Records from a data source
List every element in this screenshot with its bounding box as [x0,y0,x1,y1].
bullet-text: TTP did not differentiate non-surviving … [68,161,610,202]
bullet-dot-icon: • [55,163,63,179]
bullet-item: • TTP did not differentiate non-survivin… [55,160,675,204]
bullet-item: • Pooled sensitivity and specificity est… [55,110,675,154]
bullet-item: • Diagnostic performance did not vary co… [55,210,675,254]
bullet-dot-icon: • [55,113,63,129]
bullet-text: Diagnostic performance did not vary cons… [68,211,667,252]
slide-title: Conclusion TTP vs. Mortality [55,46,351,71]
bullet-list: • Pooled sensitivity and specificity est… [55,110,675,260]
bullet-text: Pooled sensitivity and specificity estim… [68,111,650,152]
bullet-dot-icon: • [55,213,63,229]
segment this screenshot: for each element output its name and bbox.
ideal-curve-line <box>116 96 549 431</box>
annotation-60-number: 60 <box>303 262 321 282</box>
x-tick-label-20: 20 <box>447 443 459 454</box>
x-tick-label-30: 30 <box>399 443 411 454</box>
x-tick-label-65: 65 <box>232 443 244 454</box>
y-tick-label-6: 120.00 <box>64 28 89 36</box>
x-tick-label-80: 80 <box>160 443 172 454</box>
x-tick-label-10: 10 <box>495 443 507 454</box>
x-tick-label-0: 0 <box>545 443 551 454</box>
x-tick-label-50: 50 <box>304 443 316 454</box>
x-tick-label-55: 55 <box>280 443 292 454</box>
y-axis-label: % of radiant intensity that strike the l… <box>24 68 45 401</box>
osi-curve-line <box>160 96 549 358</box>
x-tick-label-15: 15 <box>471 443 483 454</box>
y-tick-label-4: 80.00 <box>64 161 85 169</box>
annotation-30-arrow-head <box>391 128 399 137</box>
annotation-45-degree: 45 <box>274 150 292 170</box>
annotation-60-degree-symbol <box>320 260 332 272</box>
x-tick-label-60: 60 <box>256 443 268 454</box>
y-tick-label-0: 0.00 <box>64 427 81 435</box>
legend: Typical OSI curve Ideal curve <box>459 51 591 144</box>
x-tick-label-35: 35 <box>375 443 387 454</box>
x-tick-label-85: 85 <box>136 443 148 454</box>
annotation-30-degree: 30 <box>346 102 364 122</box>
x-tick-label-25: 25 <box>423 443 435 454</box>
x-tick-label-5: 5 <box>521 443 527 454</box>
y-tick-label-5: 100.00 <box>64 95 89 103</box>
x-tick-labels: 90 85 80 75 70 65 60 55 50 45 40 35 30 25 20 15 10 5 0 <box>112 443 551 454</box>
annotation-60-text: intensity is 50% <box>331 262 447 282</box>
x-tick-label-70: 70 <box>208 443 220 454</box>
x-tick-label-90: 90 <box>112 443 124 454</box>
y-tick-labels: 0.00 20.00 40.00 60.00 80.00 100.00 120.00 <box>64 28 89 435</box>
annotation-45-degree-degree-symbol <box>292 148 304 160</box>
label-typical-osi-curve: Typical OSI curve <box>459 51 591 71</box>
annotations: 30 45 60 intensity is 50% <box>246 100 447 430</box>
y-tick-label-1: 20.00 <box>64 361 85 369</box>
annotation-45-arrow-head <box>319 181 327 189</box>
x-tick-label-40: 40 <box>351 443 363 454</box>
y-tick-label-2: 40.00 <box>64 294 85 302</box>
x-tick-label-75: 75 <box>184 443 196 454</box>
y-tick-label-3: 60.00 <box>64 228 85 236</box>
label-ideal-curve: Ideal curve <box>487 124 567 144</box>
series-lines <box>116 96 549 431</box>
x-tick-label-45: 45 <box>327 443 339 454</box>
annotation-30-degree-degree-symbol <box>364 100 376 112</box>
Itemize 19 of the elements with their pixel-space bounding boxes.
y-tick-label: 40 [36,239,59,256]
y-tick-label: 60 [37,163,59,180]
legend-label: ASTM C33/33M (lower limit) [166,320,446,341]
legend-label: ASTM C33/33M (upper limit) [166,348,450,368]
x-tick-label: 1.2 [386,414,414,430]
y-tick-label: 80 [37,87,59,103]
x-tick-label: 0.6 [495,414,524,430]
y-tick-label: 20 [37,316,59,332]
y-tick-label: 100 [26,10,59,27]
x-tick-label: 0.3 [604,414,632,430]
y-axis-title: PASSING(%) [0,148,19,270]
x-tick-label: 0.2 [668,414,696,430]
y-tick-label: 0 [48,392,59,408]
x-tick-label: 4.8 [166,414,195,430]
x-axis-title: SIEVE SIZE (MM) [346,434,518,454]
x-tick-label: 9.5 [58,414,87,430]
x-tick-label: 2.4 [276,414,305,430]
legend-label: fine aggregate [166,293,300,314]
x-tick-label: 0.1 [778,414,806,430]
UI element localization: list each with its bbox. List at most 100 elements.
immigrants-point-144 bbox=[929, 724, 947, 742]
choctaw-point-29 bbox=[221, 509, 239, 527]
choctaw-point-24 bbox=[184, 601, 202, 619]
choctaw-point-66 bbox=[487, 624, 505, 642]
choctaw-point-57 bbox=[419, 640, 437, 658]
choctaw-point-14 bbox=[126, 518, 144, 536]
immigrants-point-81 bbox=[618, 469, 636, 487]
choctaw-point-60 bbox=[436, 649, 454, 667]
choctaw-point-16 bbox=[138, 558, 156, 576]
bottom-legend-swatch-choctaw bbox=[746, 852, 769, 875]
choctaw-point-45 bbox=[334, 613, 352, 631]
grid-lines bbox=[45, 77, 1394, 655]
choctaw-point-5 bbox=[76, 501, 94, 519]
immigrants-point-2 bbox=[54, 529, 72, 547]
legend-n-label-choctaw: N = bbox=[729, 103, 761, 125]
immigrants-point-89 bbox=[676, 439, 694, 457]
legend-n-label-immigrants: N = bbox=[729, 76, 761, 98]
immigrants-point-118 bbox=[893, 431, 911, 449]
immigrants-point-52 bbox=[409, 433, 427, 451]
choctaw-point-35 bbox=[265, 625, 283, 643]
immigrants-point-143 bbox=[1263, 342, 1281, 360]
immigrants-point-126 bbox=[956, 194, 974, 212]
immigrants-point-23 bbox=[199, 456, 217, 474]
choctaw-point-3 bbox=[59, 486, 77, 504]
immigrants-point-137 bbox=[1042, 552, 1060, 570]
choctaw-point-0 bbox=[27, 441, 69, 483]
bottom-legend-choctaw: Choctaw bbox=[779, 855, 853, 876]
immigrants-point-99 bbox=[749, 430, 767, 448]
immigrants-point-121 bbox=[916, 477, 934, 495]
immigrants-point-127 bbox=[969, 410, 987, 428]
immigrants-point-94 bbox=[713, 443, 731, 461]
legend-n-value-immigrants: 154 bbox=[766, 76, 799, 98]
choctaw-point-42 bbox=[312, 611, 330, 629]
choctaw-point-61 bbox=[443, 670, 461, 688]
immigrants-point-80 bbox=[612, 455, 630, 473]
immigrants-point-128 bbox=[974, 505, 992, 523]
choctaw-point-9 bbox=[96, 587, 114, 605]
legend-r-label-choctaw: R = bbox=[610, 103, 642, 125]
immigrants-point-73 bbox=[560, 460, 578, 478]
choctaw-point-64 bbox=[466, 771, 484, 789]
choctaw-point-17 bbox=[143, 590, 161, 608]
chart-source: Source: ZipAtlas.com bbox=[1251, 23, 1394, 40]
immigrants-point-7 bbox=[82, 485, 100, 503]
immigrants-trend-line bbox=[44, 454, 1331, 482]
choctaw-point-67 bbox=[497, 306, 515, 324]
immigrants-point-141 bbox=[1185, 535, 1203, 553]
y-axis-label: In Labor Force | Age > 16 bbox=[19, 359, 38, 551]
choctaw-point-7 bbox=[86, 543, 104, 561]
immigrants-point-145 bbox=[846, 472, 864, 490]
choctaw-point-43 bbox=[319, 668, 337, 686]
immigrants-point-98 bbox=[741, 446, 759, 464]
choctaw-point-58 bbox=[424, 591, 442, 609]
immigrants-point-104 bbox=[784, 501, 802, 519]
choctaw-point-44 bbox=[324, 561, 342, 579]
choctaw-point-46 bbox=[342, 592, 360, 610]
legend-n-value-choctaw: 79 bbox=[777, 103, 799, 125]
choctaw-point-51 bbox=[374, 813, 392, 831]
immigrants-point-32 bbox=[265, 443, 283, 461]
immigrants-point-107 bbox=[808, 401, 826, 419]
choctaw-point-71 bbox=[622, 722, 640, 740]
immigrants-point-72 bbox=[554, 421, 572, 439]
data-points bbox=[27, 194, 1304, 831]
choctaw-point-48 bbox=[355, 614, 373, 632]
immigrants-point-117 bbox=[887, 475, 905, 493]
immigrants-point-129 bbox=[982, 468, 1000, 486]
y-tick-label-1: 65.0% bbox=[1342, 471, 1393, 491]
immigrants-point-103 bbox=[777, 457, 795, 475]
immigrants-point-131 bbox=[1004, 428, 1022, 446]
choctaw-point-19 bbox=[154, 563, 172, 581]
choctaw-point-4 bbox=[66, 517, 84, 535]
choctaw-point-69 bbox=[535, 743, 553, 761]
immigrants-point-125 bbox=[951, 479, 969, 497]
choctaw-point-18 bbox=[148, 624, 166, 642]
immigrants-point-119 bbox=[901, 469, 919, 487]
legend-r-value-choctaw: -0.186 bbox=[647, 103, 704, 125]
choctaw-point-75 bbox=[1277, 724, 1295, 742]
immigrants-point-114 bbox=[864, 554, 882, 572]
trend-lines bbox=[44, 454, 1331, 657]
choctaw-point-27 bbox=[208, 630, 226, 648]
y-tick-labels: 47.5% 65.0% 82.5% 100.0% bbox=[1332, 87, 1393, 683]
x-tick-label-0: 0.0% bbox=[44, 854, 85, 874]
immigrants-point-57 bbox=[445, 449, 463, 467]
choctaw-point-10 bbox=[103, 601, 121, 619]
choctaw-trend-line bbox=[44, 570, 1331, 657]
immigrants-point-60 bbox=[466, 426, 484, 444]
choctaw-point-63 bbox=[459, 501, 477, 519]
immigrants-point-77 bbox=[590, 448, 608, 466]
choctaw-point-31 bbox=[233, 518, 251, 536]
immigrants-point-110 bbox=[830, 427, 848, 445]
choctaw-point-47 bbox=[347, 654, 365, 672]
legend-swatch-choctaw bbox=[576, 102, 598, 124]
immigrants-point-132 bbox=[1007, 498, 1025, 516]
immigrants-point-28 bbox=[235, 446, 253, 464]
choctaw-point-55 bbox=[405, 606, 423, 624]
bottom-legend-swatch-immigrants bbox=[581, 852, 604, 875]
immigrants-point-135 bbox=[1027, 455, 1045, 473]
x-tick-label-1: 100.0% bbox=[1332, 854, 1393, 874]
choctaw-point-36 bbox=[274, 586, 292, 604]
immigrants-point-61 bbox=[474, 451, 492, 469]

▶ **Written request**:
Output the entries from the start up to and including the line with "bullet-dot-icon: • [55,113,63,129]", reproducing each line verbatim.

▶ **Result of this exercise**:
List every element in this screenshot with its bounding box as [x0,y0,x1,y1].
bullet-text: TTP did not differentiate non-surviving … [68,161,610,202]
bullet-dot-icon: • [55,163,63,179]
bullet-item: • TTP did not differentiate non-survivin… [55,160,675,204]
bullet-item: • Pooled sensitivity and specificity est… [55,110,675,154]
bullet-item: • Diagnostic performance did not vary co… [55,210,675,254]
bullet-dot-icon: • [55,113,63,129]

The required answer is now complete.